● **Task to carry out**: Copy out every line exactly, passing over the pictures.

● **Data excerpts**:
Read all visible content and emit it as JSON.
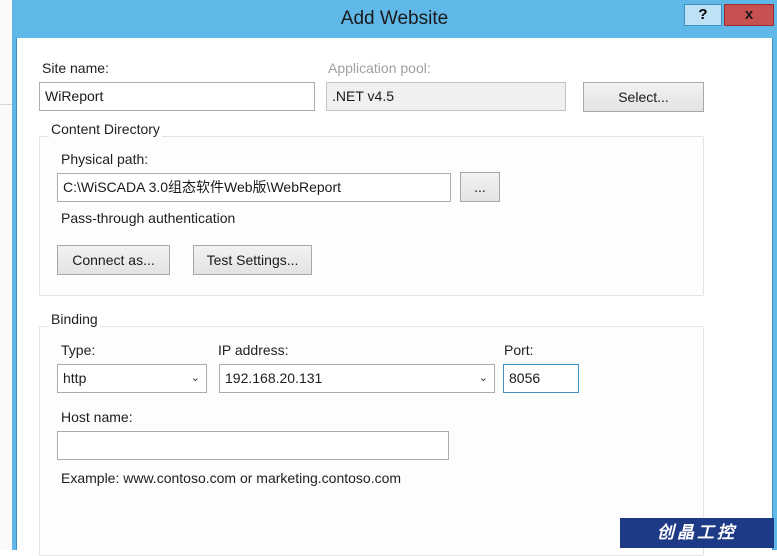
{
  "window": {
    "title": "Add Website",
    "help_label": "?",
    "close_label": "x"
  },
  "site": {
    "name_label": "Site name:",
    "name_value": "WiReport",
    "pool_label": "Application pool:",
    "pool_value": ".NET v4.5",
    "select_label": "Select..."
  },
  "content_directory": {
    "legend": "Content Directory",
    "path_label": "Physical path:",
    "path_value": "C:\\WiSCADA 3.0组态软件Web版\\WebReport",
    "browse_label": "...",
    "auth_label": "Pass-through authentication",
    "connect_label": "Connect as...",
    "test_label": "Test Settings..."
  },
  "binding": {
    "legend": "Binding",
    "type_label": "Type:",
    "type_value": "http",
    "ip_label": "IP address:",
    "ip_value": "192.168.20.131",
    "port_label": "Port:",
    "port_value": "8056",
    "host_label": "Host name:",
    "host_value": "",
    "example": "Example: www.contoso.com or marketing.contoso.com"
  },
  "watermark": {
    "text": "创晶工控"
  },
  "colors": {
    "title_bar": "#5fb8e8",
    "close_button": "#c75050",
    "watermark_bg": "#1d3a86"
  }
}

● **Solution**:
Read all visible content and emit it as JSON.
{
  "window": {
    "title": "Add Website",
    "help_label": "?",
    "close_label": "x"
  },
  "site": {
    "name_label": "Site name:",
    "name_value": "WiReport",
    "pool_label": "Application pool:",
    "pool_value": ".NET v4.5",
    "select_label": "Select..."
  },
  "content_directory": {
    "legend": "Content Directory",
    "path_label": "Physical path:",
    "path_value": "C:\\WiSCADA 3.0组态软件Web版\\WebReport",
    "browse_label": "...",
    "auth_label": "Pass-through authentication",
    "connect_label": "Connect as...",
    "test_label": "Test Settings..."
  },
  "binding": {
    "legend": "Binding",
    "type_label": "Type:",
    "type_value": "http",
    "ip_label": "IP address:",
    "ip_value": "192.168.20.131",
    "port_label": "Port:",
    "port_value": "8056",
    "host_label": "Host name:",
    "host_value": "",
    "example": "Example: www.contoso.com or marketing.contoso.com"
  },
  "watermark": {
    "text": "创晶工控"
  },
  "colors": {
    "title_bar": "#5fb8e8",
    "close_button": "#c75050",
    "watermark_bg": "#1d3a86"
  }
}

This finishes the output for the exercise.